*Work instructions*:
#1 Decide whether each statement below agrees with the transcript. Answer yes or no, and quote the deciding words. (a) The organization has over 50 doctors. (b) The witness has already used the organization's funds in these proceedings. (c) The witness's practice still deals with insurance companies.
#2 Copy from the transcript, word for word, everything from "AI haven't used" down to "AI'm sorry, what?".

━━━ Document section ━━━

AThat money is set aside and has a balance of about $300,000 in that account and it is set aside to protect the interest and the rights of doctors to practice medicine freely. 
     And it is ‑- has doctors from three different countries ‑- I'm sorry, excuse me, four different countries.  We have over 50 doctors that are part of that organization.  And those funds have been set aside to help defend those doctors if they are brought up on charges of unethical conduct for practicing integrative medicine.
QWell, that's kind of interesting.  Are the funds from that organization being used to help defend you in these proceedings?
AI haven't used it yet because I have enough funds myself, but I may.
QI'll withdraw the question.  If you go to Exhibit ‑- it's for Patient C, I believe it's ‑-
AI'm sorry, what?
Q‑- Tab 2 in the Board's big notebook.
     MS. GODFREY:  Tab 2 in the Board's notebook.
AI'm sorry, you said Patient what?
QPatient C.
AAnd Tab 2?  Is this the book?  Like this one?
QOh, no.
AThis one?  Tab 2?
QYes.  If you can look from page 153 all the way to, I think, it's 206.
APage 153 to 206?
QUh-huh (yes). 
AOkay. 
QWhat is that?  Is that the biofeedback?
AYes, it is.  Yes, it is.
QAnd essentially there are ‑- I guess if you do the math, 153 subtracted by 206, about 53 entries?
AIf that is what it is, I'm ‑- if you want to count them, but ‑-
QWell, that does sound about right?
AThat's probably right, yes.
QAnd each of those are biofeedbacks that you administered to Patient C was $150, correct?
AI think that's what is on the chart, but that's not what's collected.
QDoes insurance pay for that?
ASometimes they have in the past, but we don't deal with insurance companies any more, but they have in the past.
QWhy don't you collect the $150?
AVery simply because with cancer patients, they have a tremendous financial burden and we try to extend to them every courtesy we can.  These treatments are only recommended for the three times to see if the patient feels a difference.  If the patient feels a difference, then they usually request it. 
     So our standing order is ‑- I think it's either three treatments or ‑- yeah, it's three treatments or four treatments.  We basically do one week of treatments and then it's up to the patient to decide if they want to continue.

━━━ Recorded data ━━━

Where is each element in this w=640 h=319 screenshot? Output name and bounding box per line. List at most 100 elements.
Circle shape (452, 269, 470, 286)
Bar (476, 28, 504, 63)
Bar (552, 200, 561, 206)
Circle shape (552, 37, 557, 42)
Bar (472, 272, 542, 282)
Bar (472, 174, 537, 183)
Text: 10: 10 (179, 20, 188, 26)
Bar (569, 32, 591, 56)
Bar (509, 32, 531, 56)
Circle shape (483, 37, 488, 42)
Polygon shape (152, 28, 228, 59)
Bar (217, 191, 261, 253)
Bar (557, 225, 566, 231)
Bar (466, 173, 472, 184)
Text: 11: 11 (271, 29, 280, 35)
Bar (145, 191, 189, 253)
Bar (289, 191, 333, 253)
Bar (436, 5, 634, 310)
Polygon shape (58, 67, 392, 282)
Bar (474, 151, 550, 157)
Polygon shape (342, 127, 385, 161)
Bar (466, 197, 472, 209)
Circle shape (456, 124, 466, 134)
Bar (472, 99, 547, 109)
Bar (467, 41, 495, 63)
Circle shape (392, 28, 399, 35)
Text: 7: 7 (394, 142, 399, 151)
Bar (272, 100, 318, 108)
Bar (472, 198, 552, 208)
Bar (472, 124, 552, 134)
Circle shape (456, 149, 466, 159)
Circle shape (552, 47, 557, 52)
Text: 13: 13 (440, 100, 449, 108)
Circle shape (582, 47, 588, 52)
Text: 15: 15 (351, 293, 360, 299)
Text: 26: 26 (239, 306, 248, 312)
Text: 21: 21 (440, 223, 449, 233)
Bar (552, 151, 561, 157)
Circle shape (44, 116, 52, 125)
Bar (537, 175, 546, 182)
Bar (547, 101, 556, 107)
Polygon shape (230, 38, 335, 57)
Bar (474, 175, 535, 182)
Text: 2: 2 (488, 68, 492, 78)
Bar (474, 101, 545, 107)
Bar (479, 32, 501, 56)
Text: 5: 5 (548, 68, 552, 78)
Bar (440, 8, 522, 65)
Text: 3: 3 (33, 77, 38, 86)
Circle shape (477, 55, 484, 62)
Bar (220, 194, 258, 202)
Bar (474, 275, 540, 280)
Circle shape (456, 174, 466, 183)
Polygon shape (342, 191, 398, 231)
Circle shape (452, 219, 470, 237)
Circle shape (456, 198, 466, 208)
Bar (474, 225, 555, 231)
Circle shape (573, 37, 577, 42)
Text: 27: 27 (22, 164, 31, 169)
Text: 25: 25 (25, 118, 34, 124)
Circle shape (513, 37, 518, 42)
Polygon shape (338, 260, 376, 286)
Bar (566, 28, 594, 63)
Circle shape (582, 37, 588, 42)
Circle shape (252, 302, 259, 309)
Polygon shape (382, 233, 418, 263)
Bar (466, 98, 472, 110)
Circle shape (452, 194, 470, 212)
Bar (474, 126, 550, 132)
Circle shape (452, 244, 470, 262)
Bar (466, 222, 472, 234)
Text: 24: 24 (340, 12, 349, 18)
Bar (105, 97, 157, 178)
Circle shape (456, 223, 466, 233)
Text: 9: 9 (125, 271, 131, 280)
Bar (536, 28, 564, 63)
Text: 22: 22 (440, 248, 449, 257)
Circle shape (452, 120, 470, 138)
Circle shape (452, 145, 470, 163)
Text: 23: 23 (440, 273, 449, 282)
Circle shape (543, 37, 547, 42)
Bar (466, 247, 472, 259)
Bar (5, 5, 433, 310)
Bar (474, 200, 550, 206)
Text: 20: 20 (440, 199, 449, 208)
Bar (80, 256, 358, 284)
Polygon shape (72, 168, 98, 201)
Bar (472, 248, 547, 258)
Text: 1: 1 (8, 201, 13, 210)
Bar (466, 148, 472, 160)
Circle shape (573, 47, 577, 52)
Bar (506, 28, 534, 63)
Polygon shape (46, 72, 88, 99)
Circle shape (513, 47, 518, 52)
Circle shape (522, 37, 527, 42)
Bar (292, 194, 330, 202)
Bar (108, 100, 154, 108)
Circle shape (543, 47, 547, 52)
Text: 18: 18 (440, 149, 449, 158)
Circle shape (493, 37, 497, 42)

━━━

*Solutions for each task*:
#1
(a) Yes: "We have over 50 doctors that are part of that organization."
(b) No: "I haven't used it yet because I have enough funds myself, but I may."
(c) No: "we don't deal with insurance companies any more"

#2
AI haven't used it yet because I have enough funds myself, but I may.
QI'll withdraw the question.  If you go to Exhibit ‑- it's for Patient C, I believe it's ‑-
AI'm sorry, what?